* **WHAT THE EXERCISE ASKS**: Nothing may be dropped or altered: reproduce all the data.
--- start of DATASET RECORDS ---
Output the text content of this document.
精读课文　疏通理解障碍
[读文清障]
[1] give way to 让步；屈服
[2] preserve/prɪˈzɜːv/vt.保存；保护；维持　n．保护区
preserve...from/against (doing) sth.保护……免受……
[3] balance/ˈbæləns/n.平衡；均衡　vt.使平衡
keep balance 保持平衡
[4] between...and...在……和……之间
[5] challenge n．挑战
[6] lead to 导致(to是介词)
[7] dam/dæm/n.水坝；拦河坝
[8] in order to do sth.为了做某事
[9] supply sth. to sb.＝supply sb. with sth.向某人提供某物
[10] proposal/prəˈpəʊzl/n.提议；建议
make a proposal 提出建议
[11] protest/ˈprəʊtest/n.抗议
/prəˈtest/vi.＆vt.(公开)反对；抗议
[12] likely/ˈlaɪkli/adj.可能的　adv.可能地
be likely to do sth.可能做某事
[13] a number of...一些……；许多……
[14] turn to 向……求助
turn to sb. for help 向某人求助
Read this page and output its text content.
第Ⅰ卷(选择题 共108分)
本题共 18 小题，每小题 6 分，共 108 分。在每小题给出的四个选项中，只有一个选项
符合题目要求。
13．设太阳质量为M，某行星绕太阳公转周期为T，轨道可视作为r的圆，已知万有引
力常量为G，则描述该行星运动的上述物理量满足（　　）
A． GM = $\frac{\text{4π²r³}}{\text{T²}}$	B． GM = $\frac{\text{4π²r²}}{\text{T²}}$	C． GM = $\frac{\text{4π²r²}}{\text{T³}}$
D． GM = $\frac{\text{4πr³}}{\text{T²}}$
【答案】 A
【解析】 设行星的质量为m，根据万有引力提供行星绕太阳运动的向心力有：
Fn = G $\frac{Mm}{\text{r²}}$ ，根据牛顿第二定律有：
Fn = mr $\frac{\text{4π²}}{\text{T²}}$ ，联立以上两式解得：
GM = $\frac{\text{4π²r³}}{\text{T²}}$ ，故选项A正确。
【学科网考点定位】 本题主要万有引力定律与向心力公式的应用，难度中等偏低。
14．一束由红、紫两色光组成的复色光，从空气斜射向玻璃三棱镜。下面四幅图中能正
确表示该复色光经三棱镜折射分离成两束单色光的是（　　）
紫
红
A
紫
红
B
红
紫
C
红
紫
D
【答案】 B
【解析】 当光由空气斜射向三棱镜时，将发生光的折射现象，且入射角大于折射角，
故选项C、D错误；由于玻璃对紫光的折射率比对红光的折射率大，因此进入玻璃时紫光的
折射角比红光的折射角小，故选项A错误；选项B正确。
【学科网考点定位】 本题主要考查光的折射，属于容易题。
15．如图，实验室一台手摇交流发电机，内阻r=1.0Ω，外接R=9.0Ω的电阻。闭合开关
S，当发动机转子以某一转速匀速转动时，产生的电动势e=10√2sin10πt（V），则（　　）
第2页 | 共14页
--- end of DATASET RECORDS ---
* **REPLY TO THE TASK**:
Output the text content of this document.
精读课文　疏通理解障碍
[读文清障]
[1] give way to 让步；屈服
[2] preserve/prɪˈzɜːv/vt.保存；保护；维持　n．保护区
preserve...from/against (doing) sth.保护……免受……
[3] balance/ˈbæləns/n.平衡；均衡　vt.使平衡
keep balance 保持平衡
[4] between...and...在……和……之间
[5] challenge n．挑战
[6] lead to 导致(to是介词)
[7] dam/dæm/n.水坝；拦河坝
[8] in order to do sth.为了做某事
[9] supply sth. to sb.＝supply sb. with sth.向某人提供某物
[10] proposal/prəˈpəʊzl/n.提议；建议
make a proposal 提出建议
[11] protest/ˈprəʊtest/n.抗议
/prəˈtest/vi.＆vt.(公开)反对；抗议
[12] likely/ˈlaɪkli/adj.可能的　adv.可能地
be likely to do sth.可能做某事
[13] a number of...一些……；许多……
[14] turn to 向……求助
turn to sb. for help 向某人求助
Read this page and output its text content.
第Ⅰ卷(选择题 共108分)
本题共 18 小题，每小题 6 分，共 108 分。在每小题给出的四个选项中，只有一个选项
符合题目要求。
13．设太阳质量为M，某行星绕太阳公转周期为T，轨道可视作为r的圆，已知万有引
力常量为G，则描述该行星运动的上述物理量满足（　　）
A． GM = $\frac{\text{4π²r³}}{\text{T²}}$	B． GM = $\frac{\text{4π²r²}}{\text{T²}}$	C． GM = $\frac{\text{4π²r²}}{\text{T³}}$
D． GM = $\frac{\text{4πr³}}{\text{T²}}$
【答案】 A
【解析】 设行星的质量为m，根据万有引力提供行星绕太阳运动的向心力有：
Fn = G $\frac{Mm}{\text{r²}}$ ，根据牛顿第二定律有：
Fn = mr $\frac{\text{4π²}}{\text{T²}}$ ，联立以上两式解得：
GM = $\frac{\text{4π²r³}}{\text{T²}}$ ，故选项A正确。
【学科网考点定位】 本题主要万有引力定律与向心力公式的应用，难度中等偏低。
14．一束由红、紫两色光组成的复色光，从空气斜射向玻璃三棱镜。下面四幅图中能正
确表示该复色光经三棱镜折射分离成两束单色光的是（　　）
紫
红
A
紫
红
B
红
紫
C
红
紫
D
【答案】 B
【解析】 当光由空气斜射向三棱镜时，将发生光的折射现象，且入射角大于折射角，
故选项C、D错误；由于玻璃对紫光的折射率比对红光的折射率大，因此进入玻璃时紫光的
折射角比红光的折射角小，故选项A错误；选项B正确。
【学科网考点定位】 本题主要考查光的折射，属于容易题。
15．如图，实验室一台手摇交流发电机，内阻r=1.0Ω，外接R=9.0Ω的电阻。闭合开关
S，当发动机转子以某一转速匀速转动时，产生的电动势e=10√2sin10πt（V），则（　　）
第2页 | 共14页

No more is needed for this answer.